#### POSTAWIONE ZADANIE
Jakie liczby zapisane cyframi występują w tekście o równowadze między pracą a życiem? Wymień wszystkie w kolejności pojawienia się.

#### CYTOWANY FRAGMENT
Jack Ma, chiński przedsiębiorca, ma bardzo specyficzne podejście do work-life balance, czyli koncepcji polegającej na szukaniu równowagi pomiędzy czasem spędzanym w pracy a czasem poza nią.
Zdaniem twórcy holdingu Alibaba, sytuacja idealna (a wręcz "błogosławiona") jest wtedy, gdy przychodzi się do pracy na 9 rano, a wychodzi o 21. I tak przez 6 dni w tygodniu. Ten model zyskał nawet nazwę "996". W Polsce to jeden z numerów alarmowych.
Tymczasem na alarm biją eksperci, którzy badają dobrostan pracowników. Z raportu Hays Poland i Mind & Soul Business wynika, że 40 proc. Polaków zachowuje równowagę pomiędzy pracą a życiem na poziomie niskim i średnim.
Zdaniem autorów badania ten rezultat pokazuje, w jakim środowisku funkcjonuje większość z nas. Jest to środowisko, w którym praca towarzyszy nam na każdym kroku. Obowiązki zawodowe zabieramy ze sobą nawet na urlop.

#### FRAGMENT DANYCH
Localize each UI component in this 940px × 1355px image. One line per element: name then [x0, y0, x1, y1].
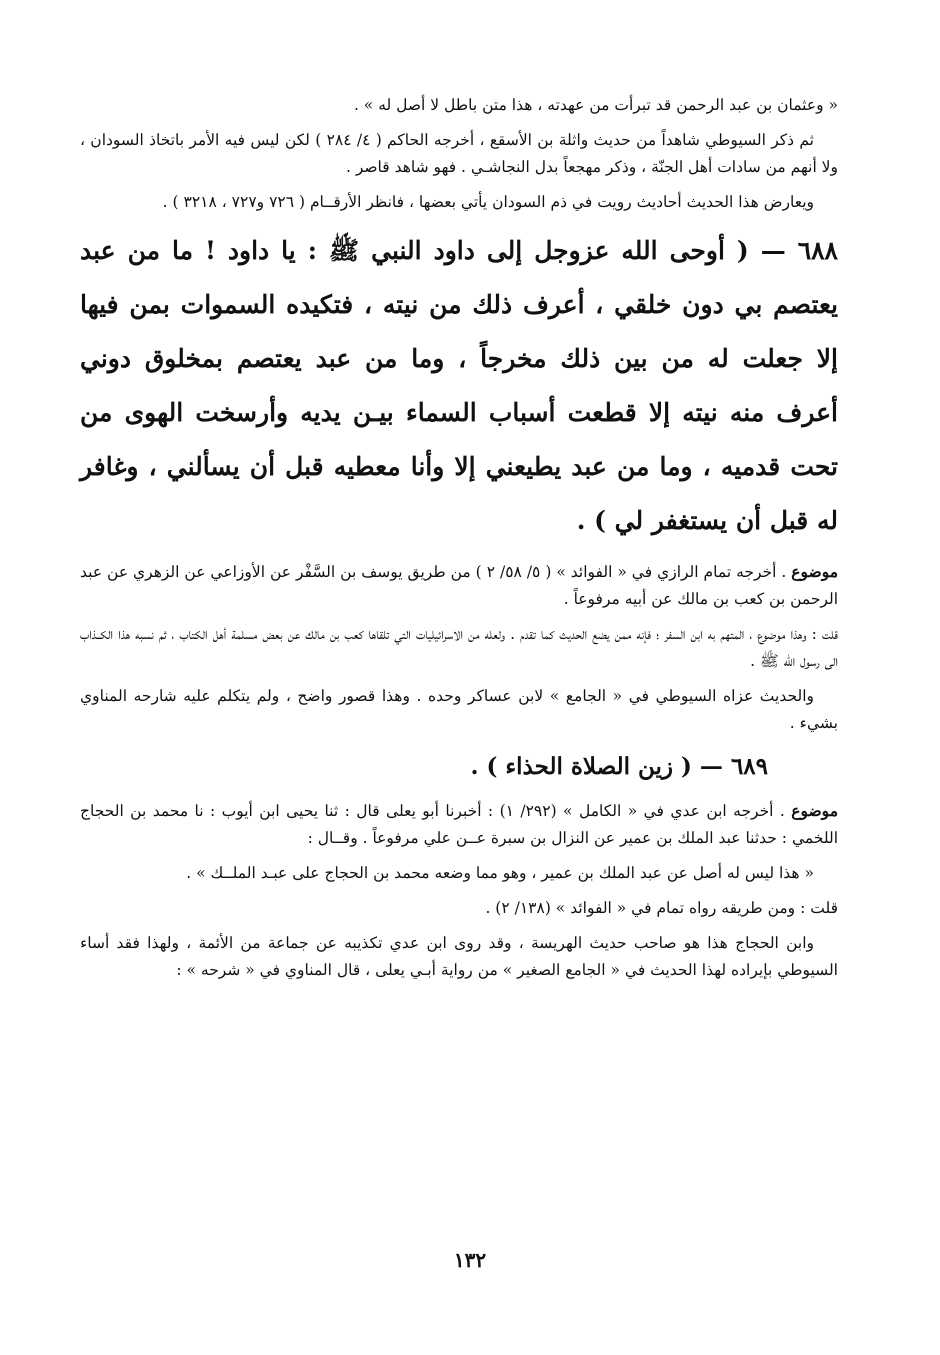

#### ODPOWIEDŹ DO ZADANIA
9, 21, 6, 996, 40